### [Prompt]
All the data should be repeated exactly. Any image in it is left out.

━━━ Records for the task

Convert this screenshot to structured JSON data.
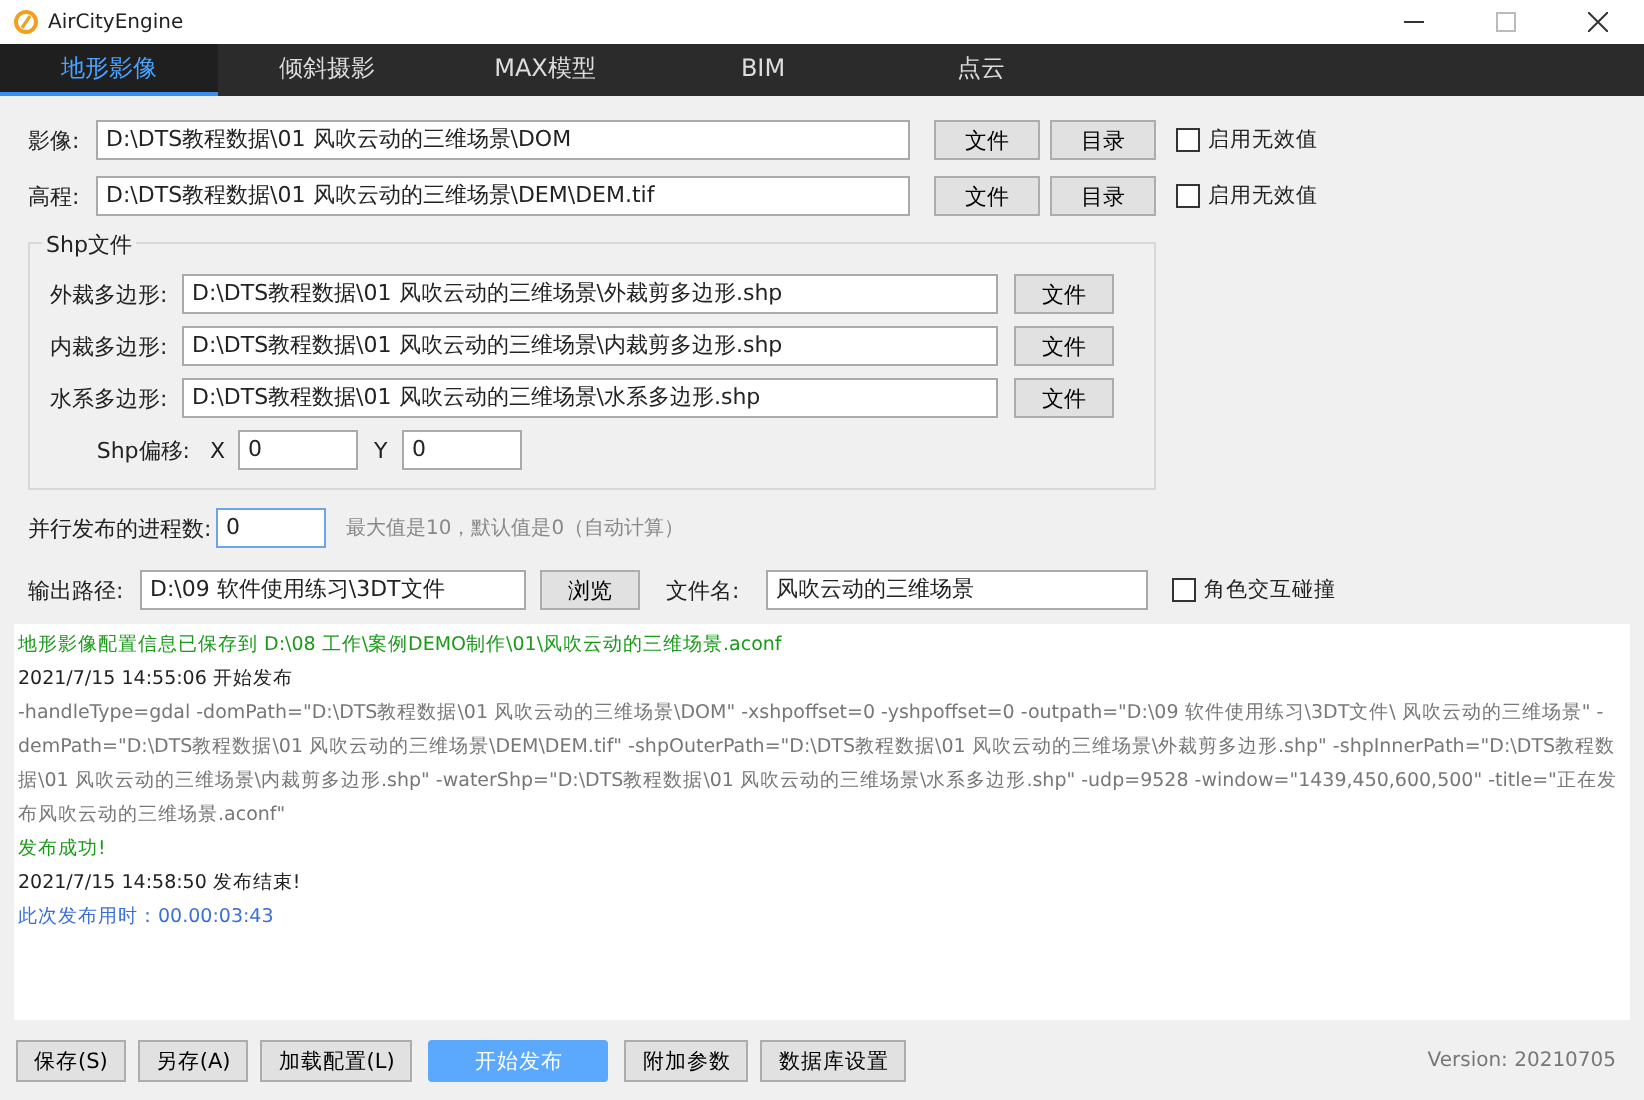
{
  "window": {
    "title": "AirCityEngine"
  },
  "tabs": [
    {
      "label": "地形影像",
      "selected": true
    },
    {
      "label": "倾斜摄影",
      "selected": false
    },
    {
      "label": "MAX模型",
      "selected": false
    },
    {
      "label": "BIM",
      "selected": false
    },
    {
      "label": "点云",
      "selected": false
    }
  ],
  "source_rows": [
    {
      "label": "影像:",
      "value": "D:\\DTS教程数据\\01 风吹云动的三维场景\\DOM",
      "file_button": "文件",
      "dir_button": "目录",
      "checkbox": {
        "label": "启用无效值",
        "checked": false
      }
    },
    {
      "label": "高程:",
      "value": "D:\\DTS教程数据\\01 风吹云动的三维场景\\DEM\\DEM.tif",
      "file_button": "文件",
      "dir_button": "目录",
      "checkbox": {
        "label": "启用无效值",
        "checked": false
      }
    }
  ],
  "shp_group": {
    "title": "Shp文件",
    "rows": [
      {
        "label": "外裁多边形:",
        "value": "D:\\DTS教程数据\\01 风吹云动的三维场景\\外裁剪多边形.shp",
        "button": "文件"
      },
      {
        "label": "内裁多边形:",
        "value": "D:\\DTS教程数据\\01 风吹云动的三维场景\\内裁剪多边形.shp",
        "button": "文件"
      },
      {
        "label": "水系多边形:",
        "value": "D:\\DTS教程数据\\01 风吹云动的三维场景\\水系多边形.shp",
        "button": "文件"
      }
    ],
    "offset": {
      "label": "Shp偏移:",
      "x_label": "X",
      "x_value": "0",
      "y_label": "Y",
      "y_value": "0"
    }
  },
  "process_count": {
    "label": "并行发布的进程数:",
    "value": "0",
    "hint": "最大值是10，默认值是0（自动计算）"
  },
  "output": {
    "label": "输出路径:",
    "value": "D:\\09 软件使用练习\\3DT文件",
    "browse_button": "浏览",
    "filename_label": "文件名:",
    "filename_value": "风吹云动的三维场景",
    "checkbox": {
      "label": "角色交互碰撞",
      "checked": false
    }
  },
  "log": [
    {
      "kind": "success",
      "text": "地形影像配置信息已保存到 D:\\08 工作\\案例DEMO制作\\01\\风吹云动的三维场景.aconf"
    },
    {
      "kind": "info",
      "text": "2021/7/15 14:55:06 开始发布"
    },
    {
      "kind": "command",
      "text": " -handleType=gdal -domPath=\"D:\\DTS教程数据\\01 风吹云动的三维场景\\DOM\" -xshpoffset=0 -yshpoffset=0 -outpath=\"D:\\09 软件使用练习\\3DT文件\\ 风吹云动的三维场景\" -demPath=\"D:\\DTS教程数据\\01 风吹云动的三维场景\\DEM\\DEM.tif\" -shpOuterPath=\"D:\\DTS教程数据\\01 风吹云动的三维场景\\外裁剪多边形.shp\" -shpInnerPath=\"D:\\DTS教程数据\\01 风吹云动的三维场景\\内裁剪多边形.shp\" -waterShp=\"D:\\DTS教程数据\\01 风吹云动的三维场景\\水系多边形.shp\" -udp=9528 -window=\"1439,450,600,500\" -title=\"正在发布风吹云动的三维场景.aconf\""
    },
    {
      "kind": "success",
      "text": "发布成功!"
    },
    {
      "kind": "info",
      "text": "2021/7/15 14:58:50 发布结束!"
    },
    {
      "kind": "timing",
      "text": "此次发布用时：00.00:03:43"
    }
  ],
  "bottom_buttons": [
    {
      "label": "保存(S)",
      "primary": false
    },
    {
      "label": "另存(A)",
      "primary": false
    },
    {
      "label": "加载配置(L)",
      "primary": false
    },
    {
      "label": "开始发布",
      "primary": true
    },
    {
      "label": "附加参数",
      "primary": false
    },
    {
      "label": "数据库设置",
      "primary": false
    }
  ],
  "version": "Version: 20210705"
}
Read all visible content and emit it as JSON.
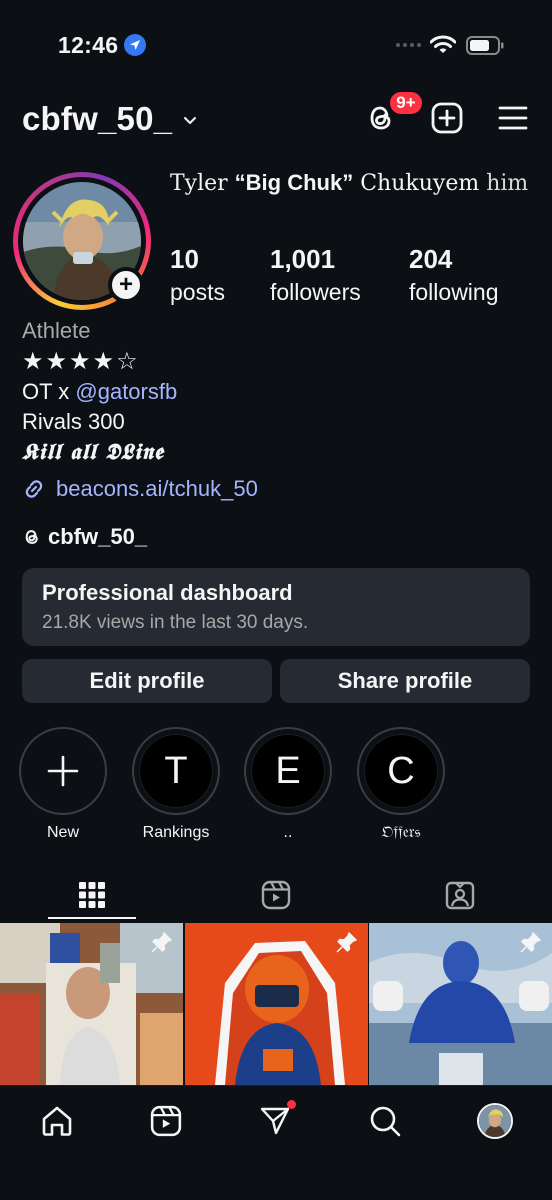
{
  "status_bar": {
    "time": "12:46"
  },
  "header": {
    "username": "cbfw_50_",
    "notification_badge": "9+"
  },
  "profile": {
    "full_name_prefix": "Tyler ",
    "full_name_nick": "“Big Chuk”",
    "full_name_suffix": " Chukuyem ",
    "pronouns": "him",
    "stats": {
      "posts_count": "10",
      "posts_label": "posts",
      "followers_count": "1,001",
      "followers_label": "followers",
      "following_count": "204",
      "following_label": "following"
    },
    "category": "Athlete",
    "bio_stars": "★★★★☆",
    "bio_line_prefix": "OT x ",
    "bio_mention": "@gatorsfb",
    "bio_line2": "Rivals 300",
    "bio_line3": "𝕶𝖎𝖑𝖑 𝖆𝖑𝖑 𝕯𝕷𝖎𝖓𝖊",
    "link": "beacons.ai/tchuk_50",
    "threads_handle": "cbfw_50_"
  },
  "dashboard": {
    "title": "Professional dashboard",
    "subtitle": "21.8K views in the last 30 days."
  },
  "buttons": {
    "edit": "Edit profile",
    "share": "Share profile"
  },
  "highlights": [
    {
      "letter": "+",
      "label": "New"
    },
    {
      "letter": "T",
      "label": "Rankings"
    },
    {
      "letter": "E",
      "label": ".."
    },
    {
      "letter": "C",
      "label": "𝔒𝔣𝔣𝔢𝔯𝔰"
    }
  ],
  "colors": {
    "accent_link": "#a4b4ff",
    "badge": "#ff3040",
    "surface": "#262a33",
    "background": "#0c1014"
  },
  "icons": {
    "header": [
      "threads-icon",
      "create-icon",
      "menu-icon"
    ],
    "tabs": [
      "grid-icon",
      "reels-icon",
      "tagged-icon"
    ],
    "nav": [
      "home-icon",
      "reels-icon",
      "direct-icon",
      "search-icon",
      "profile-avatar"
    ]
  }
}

━━━━━━

### [Answer to this exercise]
Convert this screenshot to structured JSON data.
{
  "window": {
    "title": "AirCityEngine"
  },
  "tabs": [
    {
      "label": "地形影像",
      "selected": true
    },
    {
      "label": "倾斜摄影",
      "selected": false
    },
    {
      "label": "MAX模型",
      "selected": false
    },
    {
      "label": "BIM",
      "selected": false
    },
    {
      "label": "点云",
      "selected": false
    }
  ],
  "source_rows": [
    {
      "label": "影像:",
      "value": "D:\\DTS教程数据\\01 风吹云动的三维场景\\DOM",
      "file_button": "文件",
      "dir_button": "目录",
      "checkbox": {
        "label": "启用无效值",
        "checked": false
      }
    },
    {
      "label": "高程:",
      "value": "D:\\DTS教程数据\\01 风吹云动的三维场景\\DEM\\DEM.tif",
      "file_button": "文件",
      "dir_button": "目录",
      "checkbox": {
        "label": "启用无效值",
        "checked": false
      }
    }
  ],
  "shp_group": {
    "title": "Shp文件",
    "rows": [
      {
        "label": "外裁多边形:",
        "value": "D:\\DTS教程数据\\01 风吹云动的三维场景\\外裁剪多边形.shp",
        "button": "文件"
      },
      {
        "label": "内裁多边形:",
        "value": "D:\\DTS教程数据\\01 风吹云动的三维场景\\内裁剪多边形.shp",
        "button": "文件"
      },
      {
        "label": "水系多边形:",
        "value": "D:\\DTS教程数据\\01 风吹云动的三维场景\\水系多边形.shp",
        "button": "文件"
      }
    ],
    "offset": {
      "label": "Shp偏移:",
      "x_label": "X",
      "x_value": "0",
      "y_label": "Y",
      "y_value": "0"
    }
  },
  "process_count": {
    "label": "并行发布的进程数:",
    "value": "0",
    "hint": "最大值是10，默认值是0（自动计算）"
  },
  "output": {
    "label": "输出路径:",
    "value": "D:\\09 软件使用练习\\3DT文件",
    "browse_button": "浏览",
    "filename_label": "文件名:",
    "filename_value": "风吹云动的三维场景",
    "checkbox": {
      "label": "角色交互碰撞",
      "checked": false
    }
  },
  "log": [
    {
      "kind": "success",
      "text": "地形影像配置信息已保存到 D:\\08 工作\\案例DEMO制作\\01\\风吹云动的三维场景.aconf"
    },
    {
      "kind": "info",
      "text": "2021/7/15 14:55:06 开始发布"
    },
    {
      "kind": "command",
      "text": " -handleType=gdal -domPath=\"D:\\DTS教程数据\\01 风吹云动的三维场景\\DOM\" -xshpoffset=0 -yshpoffset=0 -outpath=\"D:\\09 软件使用练习\\3DT文件\\ 风吹云动的三维场景\" -demPath=\"D:\\DTS教程数据\\01 风吹云动的三维场景\\DEM\\DEM.tif\" -shpOuterPath=\"D:\\DTS教程数据\\01 风吹云动的三维场景\\外裁剪多边形.shp\" -shpInnerPath=\"D:\\DTS教程数据\\01 风吹云动的三维场景\\内裁剪多边形.shp\" -waterShp=\"D:\\DTS教程数据\\01 风吹云动的三维场景\\水系多边形.shp\" -udp=9528 -window=\"1439,450,600,500\" -title=\"正在发布风吹云动的三维场景.aconf\""
    },
    {
      "kind": "success",
      "text": "发布成功!"
    },
    {
      "kind": "info",
      "text": "2021/7/15 14:58:50 发布结束!"
    },
    {
      "kind": "timing",
      "text": "此次发布用时：00.00:03:43"
    }
  ],
  "bottom_buttons": [
    {
      "label": "保存(S)",
      "primary": false
    },
    {
      "label": "另存(A)",
      "primary": false
    },
    {
      "label": "加载配置(L)",
      "primary": false
    },
    {
      "label": "开始发布",
      "primary": true
    },
    {
      "label": "附加参数",
      "primary": false
    },
    {
      "label": "数据库设置",
      "primary": false
    }
  ],
  "version": "Version: 20210705"
}
Read all visible content and emit it as JSON.
{
  "status_bar": {
    "time": "12:46"
  },
  "header": {
    "username": "cbfw_50_",
    "notification_badge": "9+"
  },
  "profile": {
    "full_name_prefix": "Tyler ",
    "full_name_nick": "“Big Chuk”",
    "full_name_suffix": " Chukuyem ",
    "pronouns": "him",
    "stats": {
      "posts_count": "10",
      "posts_label": "posts",
      "followers_count": "1,001",
      "followers_label": "followers",
      "following_count": "204",
      "following_label": "following"
    },
    "category": "Athlete",
    "bio_stars": "★★★★☆",
    "bio_line_prefix": "OT x ",
    "bio_mention": "@gatorsfb",
    "bio_line2": "Rivals 300",
    "bio_line3": "𝕶𝖎𝖑𝖑 𝖆𝖑𝖑 𝕯𝕷𝖎𝖓𝖊",
    "link": "beacons.ai/tchuk_50",
    "threads_handle": "cbfw_50_"
  },
  "dashboard": {
    "title": "Professional dashboard",
    "subtitle": "21.8K views in the last 30 days."
  },
  "buttons": {
    "edit": "Edit profile",
    "share": "Share profile"
  },
  "highlights": [
    {
      "letter": "+",
      "label": "New"
    },
    {
      "letter": "T",
      "label": "Rankings"
    },
    {
      "letter": "E",
      "label": ".."
    },
    {
      "letter": "C",
      "label": "𝔒𝔣𝔣𝔢𝔯𝔰"
    }
  ],
  "colors": {
    "accent_link": "#a4b4ff",
    "badge": "#ff3040",
    "surface": "#262a33",
    "background": "#0c1014"
  },
  "icons": {
    "header": [
      "threads-icon",
      "create-icon",
      "menu-icon"
    ],
    "tabs": [
      "grid-icon",
      "reels-icon",
      "tagged-icon"
    ],
    "nav": [
      "home-icon",
      "reels-icon",
      "direct-icon",
      "search-icon",
      "profile-avatar"
    ]
  }
}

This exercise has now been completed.